--- Objective ---
Print the entries below word for word; the pictures stay out of your copy.

--- Data for this task ---
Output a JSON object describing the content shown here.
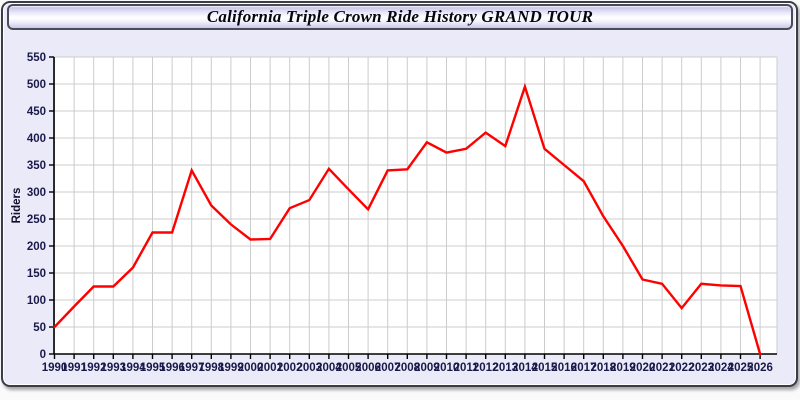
{
  "title": "California Triple Crown Ride History GRAND TOUR",
  "chart_data": {
    "type": "line",
    "title": "California Triple Crown Ride History GRAND TOUR",
    "xlabel": "",
    "ylabel": "Riders",
    "ylim": [
      0,
      550
    ],
    "ytick_step": 50,
    "grid": true,
    "legend": "none",
    "x": [
      1990,
      1991,
      1992,
      1993,
      1994,
      1995,
      1996,
      1997,
      1998,
      1999,
      2000,
      2001,
      2002,
      2003,
      2004,
      2005,
      2006,
      2007,
      2008,
      2009,
      2010,
      2011,
      2012,
      2013,
      2014,
      2015,
      2016,
      2017,
      2018,
      2019,
      2020,
      2021,
      2022,
      2023,
      2024,
      2025,
      2026
    ],
    "series": [
      {
        "name": "Riders",
        "values": [
          50,
          88,
          125,
          125,
          160,
          225,
          225,
          340,
          275,
          240,
          212,
          213,
          270,
          285,
          343,
          305,
          268,
          340,
          342,
          392,
          373,
          380,
          410,
          385,
          495,
          380,
          350,
          320,
          255,
          200,
          138,
          130,
          85,
          130,
          127,
          126,
          0
        ]
      }
    ],
    "colors": {
      "line": "#ff0000",
      "grid": "#cccccc",
      "axis": "#000000",
      "labels": "#1a1a4a",
      "plot_bg": "#ffffff"
    }
  },
  "panel": {
    "bg": "#eaeaf8"
  }
}
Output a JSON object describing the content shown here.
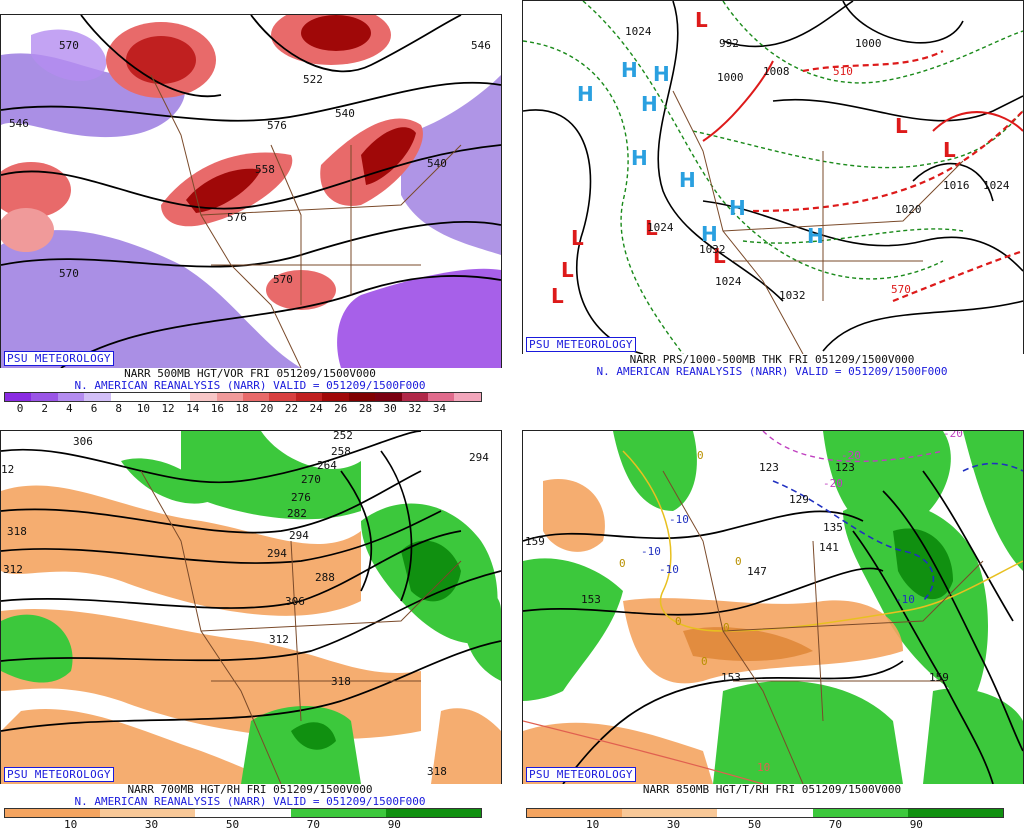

--- Output for this exercise ---
Output a JSON object describing the content shown here.
{
  "title": "California Triple Crown Ride History GRAND TOUR",
  "chart_data": {
    "type": "line",
    "title": "California Triple Crown Ride History GRAND TOUR",
    "xlabel": "",
    "ylabel": "Riders",
    "ylim": [
      0,
      550
    ],
    "ytick_step": 50,
    "grid": true,
    "legend": "none",
    "x": [
      1990,
      1991,
      1992,
      1993,
      1994,
      1995,
      1996,
      1997,
      1998,
      1999,
      2000,
      2001,
      2002,
      2003,
      2004,
      2005,
      2006,
      2007,
      2008,
      2009,
      2010,
      2011,
      2012,
      2013,
      2014,
      2015,
      2016,
      2017,
      2018,
      2019,
      2020,
      2021,
      2022,
      2023,
      2024,
      2025,
      2026
    ],
    "series": [
      {
        "name": "Riders",
        "values": [
          50,
          88,
          125,
          125,
          160,
          225,
          225,
          340,
          275,
          240,
          212,
          213,
          270,
          285,
          343,
          305,
          268,
          340,
          342,
          392,
          373,
          380,
          410,
          385,
          495,
          380,
          350,
          320,
          255,
          200,
          138,
          130,
          85,
          130,
          127,
          126,
          0
        ]
      }
    ],
    "colors": {
      "line": "#ff0000",
      "grid": "#cccccc",
      "axis": "#000000",
      "labels": "#1a1a4a",
      "plot_bg": "#ffffff"
    }
  },
  "panel": {
    "bg": "#eaeaf8"
  }
}
Output a JSON object describing the content shown here.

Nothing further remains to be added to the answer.